- _Aim_
Which lines have the string "ruote"? Copy all of them from the entries below.

- _Material to process_
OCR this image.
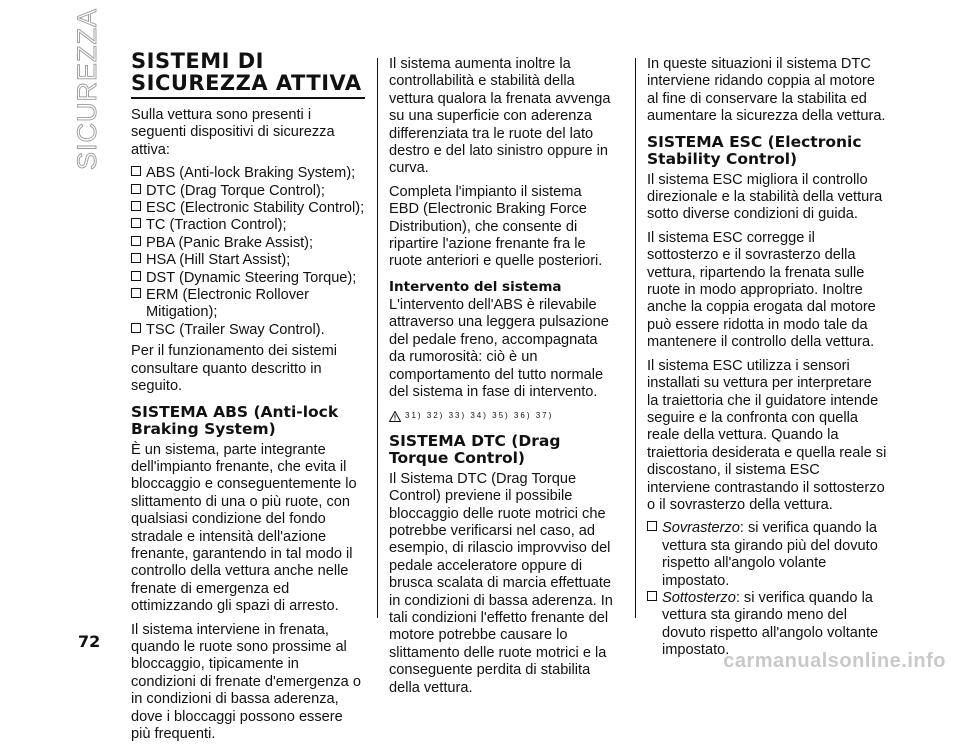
SICUREZZA SISTEMI DI
SICUREZZA ATTIVA

Sulla vettura sono presenti i seguenti dispositivi di sicurezza attiva:

ABS (Anti-lock Braking System);
DTC (Drag Torque Control);
ESC (Electronic Stability Control);
TC (Traction Control);
PBA (Panic Brake Assist);
HSA (Hill Start Assist);
DST (Dynamic Steering Torque);
ERM (Electronic Rollover Mitigation);
TSC (Trailer Sway Control).

Per il funzionamento dei sistemi consultare quanto descritto in seguito.

SISTEMA ABS (Anti-lock Braking System)

È un sistema, parte integrante dell'impianto frenante, che evita il bloccaggio e conseguentemente lo slittamento di una o più ruote, con qualsiasi condizione del fondo stradale e intensità dell'azione frenante, garantendo in tal modo il controllo della vettura anche nelle frenate di emergenza ed ottimizzando gli spazi di arresto.

Il sistema interviene in frenata, quando le ruote sono prossime al bloccaggio, tipicamente in condizioni di frenate d'emergenza o in condizioni di bassa aderenza, dove i bloccaggi possono essere più frequenti.

Il sistema aumenta inoltre la controllabilità e stabilità della vettura qualora la frenata avvenga su una superficie con aderenza differenziata tra le ruote del lato destro e del lato sinistro oppure in curva.

Completa l'impianto il sistema EBD (Electronic Braking Force Distribution), che consente di ripartire l'azione frenante fra le ruote anteriori e quelle posteriori.

Intervento del sistema

L'intervento dell'ABS è rilevabile attraverso una leggera pulsazione del pedale freno, accompagnata da rumorosità: ciò è un comportamento del tutto normale del sistema in fase di intervento.

31) 32) 33) 34) 35) 36) 37)
SISTEMA DTC (Drag Torque Control)

Il Sistema DTC (Drag Torque Control) previene il possibile bloccaggio delle ruote motrici che potrebbe verificarsi nel caso, ad esempio, di rilascio improvviso del pedale acceleratore oppure di brusca scalata di marcia effettuate in condizioni di bassa aderenza. In tali condizioni l'effetto frenante del motore potrebbe causare lo slittamento delle ruote motrici e la conseguente perdita di stabilita della vettura.

In queste situazioni il sistema DTC interviene ridando coppia al motore al fine di conservare la stabilita ed aumentare la sicurezza della vettura.

SISTEMA ESC (Electronic Stability Control)

Il sistema ESC migliora il controllo direzionale e la stabilità della vettura sotto diverse condizioni di guida.

Il sistema ESC corregge il sottosterzo e il sovrasterzo della vettura, ripartendo la frenata sulle ruote in modo appropriato. Inoltre anche la coppia erogata dal motore può essere ridotta in modo tale da mantenere il controllo della vettura.

Il sistema ESC utilizza i sensori installati su vettura per interpretare la traiettoria che il guidatore intende seguire e la confronta con quella reale della vettura. Quando la traiettoria desiderata e quella reale si discostano, il sistema ESC interviene contrastando il sottosterzo o il sovrasterzo della vettura.

Sovrasterzo: si verifica quando la vettura sta girando più del dovuto rispetto all'angolo volante impostato.
Sottosterzo: si verifica quando la vettura sta girando meno del dovuto rispetto all'angolo voltante impostato.
72
carmanualsonline.info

- _Full answer_
È un sistema, parte integrante dell'impianto frenante, che evita il bloccaggio e conseguentemente lo slittamento di una o più ruote, con qualsiasi condizione del fondo stradale e intensità dell'azione frenante, garantendo in tal modo il controllo della vettura anche nelle frenate di emergenza ed ottimizzando gli spazi di arresto.
Il sistema interviene in frenata, quando le ruote sono prossime al bloccaggio, tipicamente in condizioni di frenate d'emergenza o in condizioni di bassa aderenza, dove i bloccaggi possono essere più frequenti.
Il sistema aumenta inoltre la controllabilità e stabilità della vettura qualora la frenata avvenga su una superficie con aderenza differenziata tra le ruote del lato destro e del lato sinistro oppure in curva.
Completa l'impianto il sistema EBD (Electronic Braking Force Distribution), che consente di ripartire l'azione frenante fra le ruote anteriori e quelle posteriori.
Il Sistema DTC (Drag Torque Control) previene il possibile bloccaggio delle ruote motrici che potrebbe verificarsi nel caso, ad esempio, di rilascio improvviso del pedale acceleratore oppure di brusca scalata di marcia effettuate in condizioni di bassa aderenza. In tali condizioni l'effetto frenante del motore potrebbe causare lo slittamento delle ruote motrici e la conseguente perdita di stabilita della vettura.
Il sistema ESC corregge il sottosterzo e il sovrasterzo della vettura, ripartendo la frenata sulle ruote in modo appropriato. Inoltre anche la coppia erogata dal motore può essere ridotta in modo tale da mantenere il controllo della vettura.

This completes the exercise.